* Begin STORED DATA *
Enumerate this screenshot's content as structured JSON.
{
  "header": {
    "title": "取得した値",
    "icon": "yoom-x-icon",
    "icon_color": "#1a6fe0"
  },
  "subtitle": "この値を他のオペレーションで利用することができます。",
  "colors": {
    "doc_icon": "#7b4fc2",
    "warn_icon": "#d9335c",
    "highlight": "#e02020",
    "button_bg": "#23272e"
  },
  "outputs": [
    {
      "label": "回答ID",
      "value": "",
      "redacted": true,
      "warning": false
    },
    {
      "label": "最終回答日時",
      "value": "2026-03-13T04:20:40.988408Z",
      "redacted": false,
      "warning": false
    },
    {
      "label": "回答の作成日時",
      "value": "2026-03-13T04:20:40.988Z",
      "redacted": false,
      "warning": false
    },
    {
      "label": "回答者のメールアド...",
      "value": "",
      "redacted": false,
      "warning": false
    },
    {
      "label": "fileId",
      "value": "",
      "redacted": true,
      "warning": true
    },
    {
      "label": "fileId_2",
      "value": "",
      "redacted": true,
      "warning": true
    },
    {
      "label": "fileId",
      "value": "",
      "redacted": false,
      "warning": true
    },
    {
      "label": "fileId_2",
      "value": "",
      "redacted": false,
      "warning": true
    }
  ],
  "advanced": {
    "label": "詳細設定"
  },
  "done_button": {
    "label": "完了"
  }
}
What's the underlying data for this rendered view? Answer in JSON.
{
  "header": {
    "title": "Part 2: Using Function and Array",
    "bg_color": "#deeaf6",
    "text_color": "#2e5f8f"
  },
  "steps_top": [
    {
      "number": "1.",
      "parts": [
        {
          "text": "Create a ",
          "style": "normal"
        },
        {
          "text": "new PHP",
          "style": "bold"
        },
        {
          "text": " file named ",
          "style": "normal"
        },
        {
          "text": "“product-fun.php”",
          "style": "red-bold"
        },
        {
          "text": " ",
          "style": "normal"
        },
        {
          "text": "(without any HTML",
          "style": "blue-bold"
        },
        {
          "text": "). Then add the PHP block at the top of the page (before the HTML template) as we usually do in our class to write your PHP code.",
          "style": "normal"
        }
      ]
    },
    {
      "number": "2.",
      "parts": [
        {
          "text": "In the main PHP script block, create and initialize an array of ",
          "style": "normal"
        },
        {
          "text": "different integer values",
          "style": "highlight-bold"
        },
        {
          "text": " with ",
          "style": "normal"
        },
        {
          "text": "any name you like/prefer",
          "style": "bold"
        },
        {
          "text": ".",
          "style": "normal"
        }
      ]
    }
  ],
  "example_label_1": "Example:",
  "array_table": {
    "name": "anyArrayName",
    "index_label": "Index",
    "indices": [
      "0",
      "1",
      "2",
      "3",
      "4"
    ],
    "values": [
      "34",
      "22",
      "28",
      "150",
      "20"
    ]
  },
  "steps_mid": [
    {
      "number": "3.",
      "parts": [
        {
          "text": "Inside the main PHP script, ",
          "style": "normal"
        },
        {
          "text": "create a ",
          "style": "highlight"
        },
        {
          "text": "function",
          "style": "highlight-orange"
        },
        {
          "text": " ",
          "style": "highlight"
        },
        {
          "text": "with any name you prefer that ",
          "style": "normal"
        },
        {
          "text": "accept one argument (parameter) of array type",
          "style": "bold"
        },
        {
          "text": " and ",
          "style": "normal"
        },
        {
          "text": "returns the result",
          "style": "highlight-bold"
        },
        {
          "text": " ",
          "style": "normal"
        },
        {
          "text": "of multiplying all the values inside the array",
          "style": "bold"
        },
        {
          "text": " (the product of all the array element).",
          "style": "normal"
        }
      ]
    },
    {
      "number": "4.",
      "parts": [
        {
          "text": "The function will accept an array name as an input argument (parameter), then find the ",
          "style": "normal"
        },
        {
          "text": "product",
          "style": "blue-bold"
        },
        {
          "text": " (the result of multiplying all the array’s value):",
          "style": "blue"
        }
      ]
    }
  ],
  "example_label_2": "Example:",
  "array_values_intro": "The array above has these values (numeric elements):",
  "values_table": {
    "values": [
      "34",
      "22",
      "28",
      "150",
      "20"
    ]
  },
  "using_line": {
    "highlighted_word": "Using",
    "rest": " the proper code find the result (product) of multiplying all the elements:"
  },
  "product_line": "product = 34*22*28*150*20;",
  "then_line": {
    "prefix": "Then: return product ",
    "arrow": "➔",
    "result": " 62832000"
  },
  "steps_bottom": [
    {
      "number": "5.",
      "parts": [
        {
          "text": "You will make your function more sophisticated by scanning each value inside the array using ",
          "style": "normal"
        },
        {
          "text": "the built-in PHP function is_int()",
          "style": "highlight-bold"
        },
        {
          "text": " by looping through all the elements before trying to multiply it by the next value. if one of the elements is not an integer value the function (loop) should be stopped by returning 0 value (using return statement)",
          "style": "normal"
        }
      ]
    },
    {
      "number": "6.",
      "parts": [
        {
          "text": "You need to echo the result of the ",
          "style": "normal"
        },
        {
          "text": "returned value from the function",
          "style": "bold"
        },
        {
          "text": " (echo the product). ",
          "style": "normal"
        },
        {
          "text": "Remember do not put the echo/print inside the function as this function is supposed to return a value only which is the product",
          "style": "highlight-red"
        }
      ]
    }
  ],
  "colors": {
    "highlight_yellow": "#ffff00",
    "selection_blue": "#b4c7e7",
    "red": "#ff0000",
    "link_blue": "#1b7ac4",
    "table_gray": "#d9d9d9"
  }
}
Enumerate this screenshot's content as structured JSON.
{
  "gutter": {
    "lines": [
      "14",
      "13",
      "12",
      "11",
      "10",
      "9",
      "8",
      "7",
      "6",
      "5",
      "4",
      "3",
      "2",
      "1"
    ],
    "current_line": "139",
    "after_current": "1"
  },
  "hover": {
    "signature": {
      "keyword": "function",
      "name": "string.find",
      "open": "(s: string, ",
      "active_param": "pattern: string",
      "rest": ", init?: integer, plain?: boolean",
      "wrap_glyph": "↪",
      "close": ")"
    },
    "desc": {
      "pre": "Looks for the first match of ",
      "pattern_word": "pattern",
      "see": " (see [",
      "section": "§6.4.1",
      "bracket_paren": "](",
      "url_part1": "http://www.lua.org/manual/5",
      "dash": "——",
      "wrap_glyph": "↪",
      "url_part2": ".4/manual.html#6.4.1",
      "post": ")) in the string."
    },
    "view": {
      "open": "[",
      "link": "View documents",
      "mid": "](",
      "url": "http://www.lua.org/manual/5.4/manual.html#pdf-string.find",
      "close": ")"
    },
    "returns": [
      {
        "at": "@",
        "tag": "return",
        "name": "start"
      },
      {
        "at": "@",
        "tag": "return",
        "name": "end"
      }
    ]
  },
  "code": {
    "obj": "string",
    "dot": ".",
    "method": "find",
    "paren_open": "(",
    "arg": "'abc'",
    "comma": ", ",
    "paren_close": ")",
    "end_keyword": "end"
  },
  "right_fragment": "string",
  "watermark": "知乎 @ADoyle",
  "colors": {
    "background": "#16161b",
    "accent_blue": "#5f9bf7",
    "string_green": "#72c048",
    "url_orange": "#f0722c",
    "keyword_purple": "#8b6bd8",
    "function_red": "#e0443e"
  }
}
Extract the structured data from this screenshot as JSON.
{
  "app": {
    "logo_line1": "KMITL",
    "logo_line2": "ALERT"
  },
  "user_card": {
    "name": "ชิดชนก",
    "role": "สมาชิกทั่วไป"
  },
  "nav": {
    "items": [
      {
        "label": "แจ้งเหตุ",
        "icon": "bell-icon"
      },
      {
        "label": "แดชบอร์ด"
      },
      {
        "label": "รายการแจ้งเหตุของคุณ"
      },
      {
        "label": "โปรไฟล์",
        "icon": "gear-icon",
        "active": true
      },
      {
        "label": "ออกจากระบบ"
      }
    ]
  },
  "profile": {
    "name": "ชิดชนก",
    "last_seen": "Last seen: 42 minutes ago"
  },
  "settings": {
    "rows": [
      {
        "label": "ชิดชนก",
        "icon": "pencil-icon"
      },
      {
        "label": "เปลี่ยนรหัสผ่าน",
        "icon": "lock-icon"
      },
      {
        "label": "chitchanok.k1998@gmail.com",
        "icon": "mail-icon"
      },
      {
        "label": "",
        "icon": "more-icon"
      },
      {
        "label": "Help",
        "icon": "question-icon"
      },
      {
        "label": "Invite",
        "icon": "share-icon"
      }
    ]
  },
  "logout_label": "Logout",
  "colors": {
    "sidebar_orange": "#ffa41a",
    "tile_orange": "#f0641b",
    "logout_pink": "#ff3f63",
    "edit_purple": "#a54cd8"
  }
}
* End STORED DATA *
TASK TO CARRY OUT:
Read through the entries and copy every line that includes "rest".

REPLY TO THE TASK:
    "rest": " the proper code find the result (product) of multiplying all the elements:"
      "rest": ", init?: integer, plain?: boolean",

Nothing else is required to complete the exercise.